- [AIM]:
Without including any pictures, copy each entry below exactly.

- [DATASET RECORDS]:
════
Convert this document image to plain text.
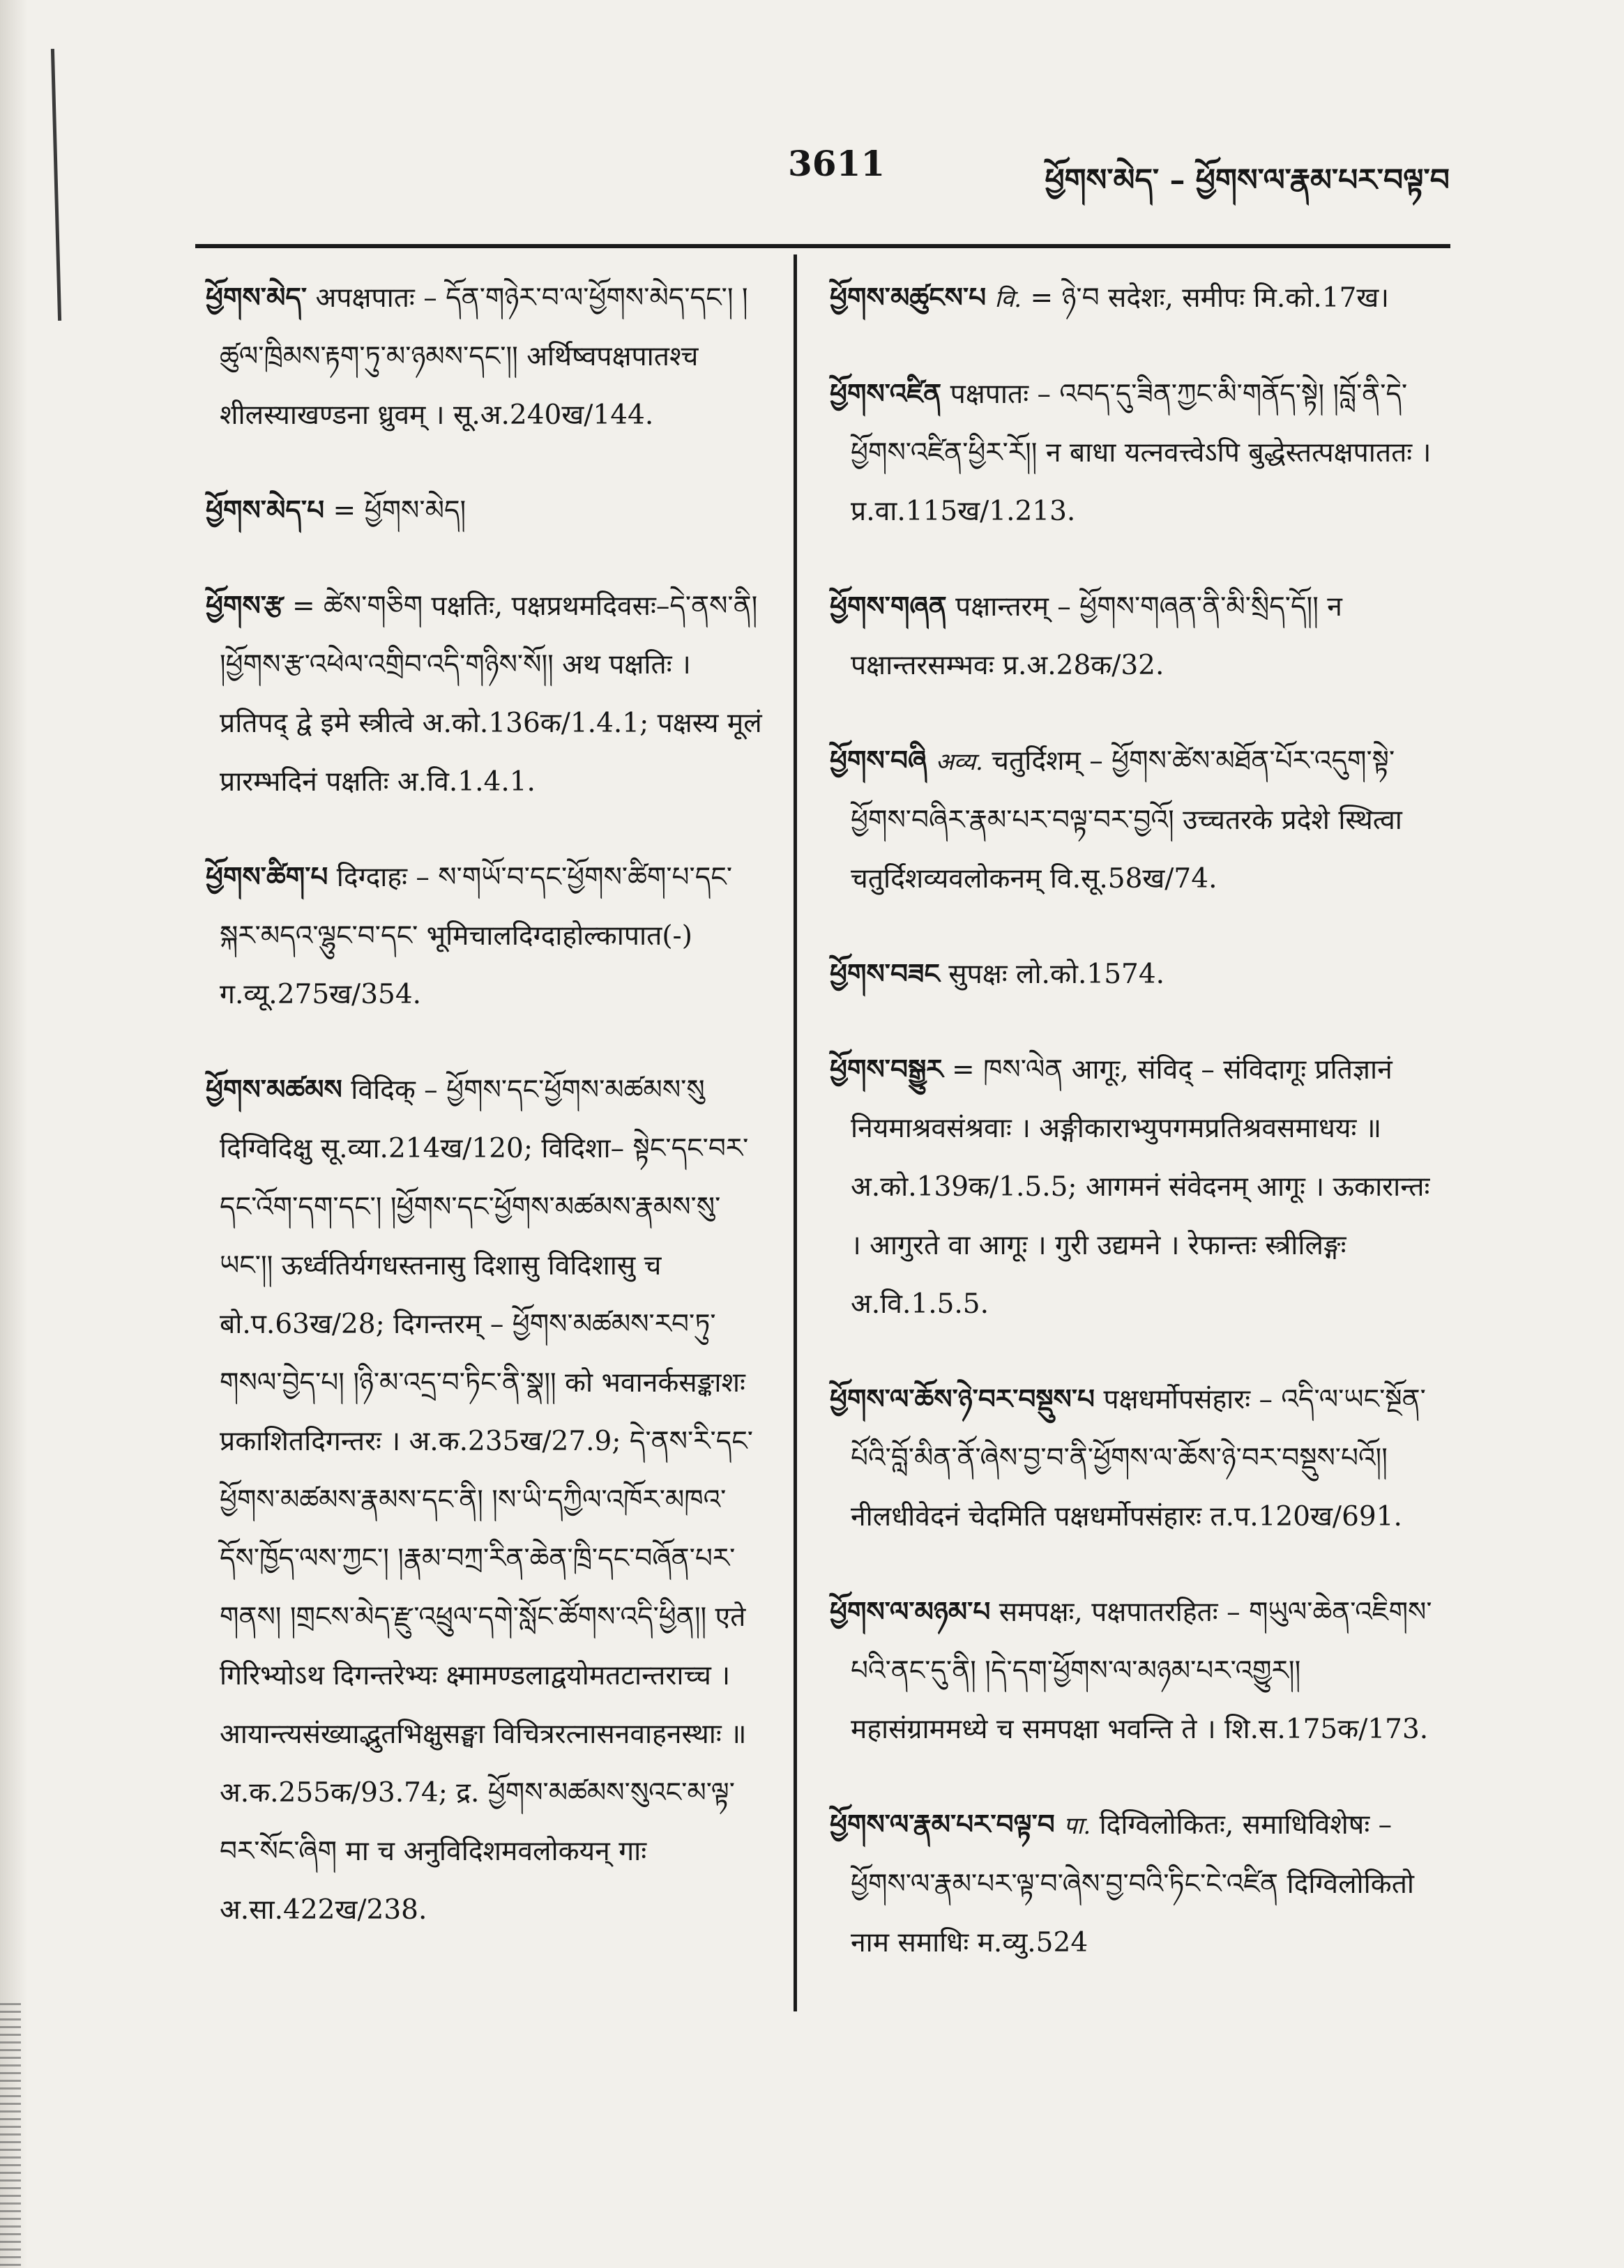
3611	ཕྱོགས་མེད་ – ཕྱོགས་ལ་རྣམ་པར་བལྟ་བ

ཕྱོགས་མེད་ अपक्षपातः – དོན་གཉེར་བ་ལ་ཕྱོགས་མེད་དང་། །ཚུལ་ཁྲིམས་རྟག་ཏུ་མ་ཉམས་དང་།། अर्थिष्वपक्षपातश्च शीलस्याखण्डना ध्रुवम् । सू.अ.240ख/144.

ཕྱོགས་མེད་པ = ཕྱོགས་མེད།

ཕྱོགས་རྩ = ཚེས་གཅིག पक्षतिः, पक्षप्रथमदिवसः–དེ་ནས་ནི། །ཕྱོགས་རྩ་འཕེལ་འགྲིབ་འདི་གཉིས་སོ།། अथ पक्षतिः । प्रतिपद् द्वे इमे स्त्रीत्वे अ.को.136क/1.4.1; पक्षस्य मूलं प्रारम्भदिनं पक्षतिः अ.वि.1.4.1.

ཕྱོགས་ཚིག་པ दिग्दाहः – ས་གཡོ་བ་དང་ཕྱོགས་ཚིག་པ་དང་སྐར་མདའ་ལྷུང་བ་དང་ भूमिचालदिग्दाहोल्कापात(-) ग.व्यू.275ख/354.

ཕྱོགས་མཚམས विदिक् – ཕྱོགས་དང་ཕྱོགས་མཚམས་སུ दिग्विदिक्षु सू.व्या.214ख/120; विदिशा– སྟེང་དང་བར་དང་འོག་དག་དང་། །ཕྱོགས་དང་ཕྱོགས་མཚམས་རྣམས་སུ་ཡང་།། ऊर्ध्वतिर्यगधस्तनासु दिशासु विदिशासु च बो.प.63ख/28; दिगन्तरम् – ཕྱོགས་མཚམས་རབ་ཏུ་གསལ་བྱེད་པ། །ཉི་མ་འདྲ་བ་ཏིང་ནི་སྣ།། को भवानर्कसङ्काशः प्रकाशितदिगन्तरः । अ.क.235ख/27.9; དེ་ནས་རི་དང་ཕྱོགས་མཚམས་རྣམས་དང་ནི། །ས་ཡི་དཀྱིལ་འཁོར་མཁའ་དོས་ཁྱོད་ལས་ཀྱང་། །རྣམ་བཀྲ་རིན་ཆེན་ཁྲི་དང་བཞོན་པར་གནས། །གྲངས་མེད་རྫུ་འཕྲུལ་དགེ་སློང་ཚོགས་འདི་ཕྱིན།། एते गिरिभ्योऽथ दिगन्तरेभ्यः क्ष्मामण्डलाद्वयोमतटान्तराच्च । आयान्त्यसंख्याद्भुतभिक्षुसङ्घा विचित्ररत्नासनवाहनस्थाः ॥ अ.क.255क/93.74; द्र. ཕྱོགས་མཚམས་སུའང་མ་ལྟ་བར་སོང་ཞིག मा च अनुविदिशमवलोकयन् गाः अ.सा.422ख/238.

ཕྱོགས་མཚུངས་པ वि. = ཉེ་བ सदेशः, समीपः मि.को.17ख।

ཕྱོགས་འཛིན पक्षपातः – འབད་དུ་ཟིན་ཀྱང་མི་གནོད་སྟེ། །བློ་ནི་དེ་ཕྱོགས་འཛིན་ཕྱིར་རོ།། न बाधा यत्नवत्त्वेऽपि बुद्धेस्तत्पक्षपाततः । प्र.वा.115ख/1.213.

ཕྱོགས་གཞན पक्षान्तरम् – ཕྱོགས་གཞན་ནི་མི་སྲིད་དོ།། न पक्षान्तरसम्भवः प्र.अ.28क/32.

ཕྱོགས་བཞི अव्य. चतुर्दिशम् – ཕྱོགས་ཚེས་མཐོན་པོར་འདུག་སྟེ་ཕྱོགས་བཞིར་རྣམ་པར་བལྟ་བར་བྱའོ། उच्चतरके प्रदेशे स्थित्वा चतुर्दिशव्यवलोकनम् वि.सू.58ख/74.

ཕྱོགས་བཟང सुपक्षः लो.को.1574.

ཕྱོགས་བསྒྱུར = ཁས་ལེན आगूः, संविद् – संविदागूः प्रतिज्ञानं नियमाश्रवसंश्रवाः । अङ्गीकाराभ्युपगमप्रतिश्रवसमाधयः ॥ अ.को.139क/1.5.5; आगमनं संवेदनम् आगूः । ऊकारान्तः । आगुरते वा आगूः । गुरी उद्यमने । रेफान्तः स्त्रीलिङ्गः अ.वि.1.5.5.

ཕྱོགས་ལ་ཆོས་ཉེ་བར་བསྡུས་པ पक्षधर्मोपसंहारः – འདི་ལ་ཡང་སྔོན་པོའི་བློ་མིན་ནོ་ཞེས་བྱ་བ་ནི་ཕྱོགས་ལ་ཆོས་ཉེ་བར་བསྡུས་པའོ།། नीलधीवेदनं चेदमिति पक्षधर्मोपसंहारः त.प.120ख/691.

ཕྱོགས་ལ་མཉམ་པ समपक्षः, पक्षपातरहितः – གཡུལ་ཆེན་འཇིགས་པའི་ནང་དུ་ནི། །དེ་དག་ཕྱོགས་ལ་མཉམ་པར་འགྱུར།། महासंग्राममध्ये च समपक्षा भवन्ति ते । शि.स.175क/173.

ཕྱོགས་ལ་རྣམ་པར་བལྟ་བ पा. दिग्विलोकितः, समाधिविशेषः – ཕྱོགས་ལ་རྣམ་པར་ལྟ་བ་ཞེས་བྱ་བའི་ཏིང་ངེ་འཛིན दिग्विलोकितो नाम समाधिः म.व्यु.524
════
- [FINISHED EXERCISE]:
Convert this document image to plain text.
3611	ཕྱོགས་མེད་ – ཕྱོགས་ལ་རྣམ་པར་བལྟ་བ

ཕྱོགས་མེད་ अपक्षपातः – དོན་གཉེར་བ་ལ་ཕྱོགས་མེད་དང་། །ཚུལ་ཁྲིམས་རྟག་ཏུ་མ་ཉམས་དང་།། अर्थिष्वपक्षपातश्च शीलस्याखण्डना ध्रुवम् । सू.अ.240ख/144.

ཕྱོགས་མེད་པ = ཕྱོགས་མེད།

ཕྱོགས་རྩ = ཚེས་གཅིག पक्षतिः, पक्षप्रथमदिवसः–དེ་ནས་ནི། །ཕྱོགས་རྩ་འཕེལ་འགྲིབ་འདི་གཉིས་སོ།། अथ पक्षतिः । प्रतिपद् द्वे इमे स्त्रीत्वे अ.को.136क/1.4.1; पक्षस्य मूलं प्रारम्भदिनं पक्षतिः अ.वि.1.4.1.

ཕྱོགས་ཚིག་པ दिग्दाहः – ས་གཡོ་བ་དང་ཕྱོགས་ཚིག་པ་དང་སྐར་མདའ་ལྷུང་བ་དང་ भूमिचालदिग्दाहोल्कापात(-) ग.व्यू.275ख/354.

ཕྱོགས་མཚམས विदिक् – ཕྱོགས་དང་ཕྱོགས་མཚམས་སུ दिग्विदिक्षु सू.व्या.214ख/120; विदिशा– སྟེང་དང་བར་དང་འོག་དག་དང་། །ཕྱོགས་དང་ཕྱོགས་མཚམས་རྣམས་སུ་ཡང་།། ऊर्ध्वतिर्यगधस्तनासु दिशासु विदिशासु च बो.प.63ख/28; दिगन्तरम् – ཕྱོགས་མཚམས་རབ་ཏུ་གསལ་བྱེད་པ། །ཉི་མ་འདྲ་བ་ཏིང་ནི་སྣ།། को भवानर्कसङ्काशः प्रकाशितदिगन्तरः । अ.क.235ख/27.9; དེ་ནས་རི་དང་ཕྱོགས་མཚམས་རྣམས་དང་ནི། །ས་ཡི་དཀྱིལ་འཁོར་མཁའ་དོས་ཁྱོད་ལས་ཀྱང་། །རྣམ་བཀྲ་རིན་ཆེན་ཁྲི་དང་བཞོན་པར་གནས། །གྲངས་མེད་རྫུ་འཕྲུལ་དགེ་སློང་ཚོགས་འདི་ཕྱིན།། एते गिरिभ्योऽथ दिगन्तरेभ्यः क्ष्मामण्डलाद्वयोमतटान्तराच्च । आयान्त्यसंख्याद्भुतभिक्षुसङ्घा विचित्ररत्नासनवाहनस्थाः ॥ अ.क.255क/93.74; द्र. ཕྱོགས་མཚམས་སུའང་མ་ལྟ་བར་སོང་ཞིག मा च अनुविदिशमवलोकयन् गाः अ.सा.422ख/238.

ཕྱོགས་མཚུངས་པ वि. = ཉེ་བ सदेशः, समीपः मि.को.17ख।

ཕྱོགས་འཛིན पक्षपातः – འབད་དུ་ཟིན་ཀྱང་མི་གནོད་སྟེ། །བློ་ནི་དེ་ཕྱོགས་འཛིན་ཕྱིར་རོ།། न बाधा यत्नवत्त्वेऽपि बुद्धेस्तत्पक्षपाततः । प्र.वा.115ख/1.213.

ཕྱོགས་གཞན पक्षान्तरम् – ཕྱོགས་གཞན་ནི་མི་སྲིད་དོ།། न पक्षान्तरसम्भवः प्र.अ.28क/32.

ཕྱོགས་བཞི अव्य. चतुर्दिशम् – ཕྱོགས་ཚེས་མཐོན་པོར་འདུག་སྟེ་ཕྱོགས་བཞིར་རྣམ་པར་བལྟ་བར་བྱའོ། उच्चतरके प्रदेशे स्थित्वा चतुर्दिशव्यवलोकनम् वि.सू.58ख/74.

ཕྱོགས་བཟང सुपक्षः लो.को.1574.

ཕྱོགས་བསྒྱུར = ཁས་ལེན आगूः, संविद् – संविदागूः प्रतिज्ञानं नियमाश्रवसंश्रवाः । अङ्गीकाराभ्युपगमप्रतिश्रवसमाधयः ॥ अ.को.139क/1.5.5; आगमनं संवेदनम् आगूः । ऊकारान्तः । आगुरते वा आगूः । गुरी उद्यमने । रेफान्तः स्त्रीलिङ्गः अ.वि.1.5.5.

ཕྱོགས་ལ་ཆོས་ཉེ་བར་བསྡུས་པ पक्षधर्मोपसंहारः – འདི་ལ་ཡང་སྔོན་པོའི་བློ་མིན་ནོ་ཞེས་བྱ་བ་ནི་ཕྱོགས་ལ་ཆོས་ཉེ་བར་བསྡུས་པའོ།། नीलधीवेदनं चेदमिति पक्षधर्मोपसंहारः त.प.120ख/691.

ཕྱོགས་ལ་མཉམ་པ समपक्षः, पक्षपातरहितः – གཡུལ་ཆེན་འཇིགས་པའི་ནང་དུ་ནི། །དེ་དག་ཕྱོགས་ལ་མཉམ་པར་འགྱུར།། महासंग्राममध्ये च समपक्षा भवन्ति ते । शि.स.175क/173.

ཕྱོགས་ལ་རྣམ་པར་བལྟ་བ पा. दिग्विलोकितः, समाधिविशेषः – ཕྱོགས་ལ་རྣམ་པར་ལྟ་བ་ཞེས་བྱ་བའི་ཏིང་ངེ་འཛིན दिग्विलोकितो नाम समाधिः म.व्यु.524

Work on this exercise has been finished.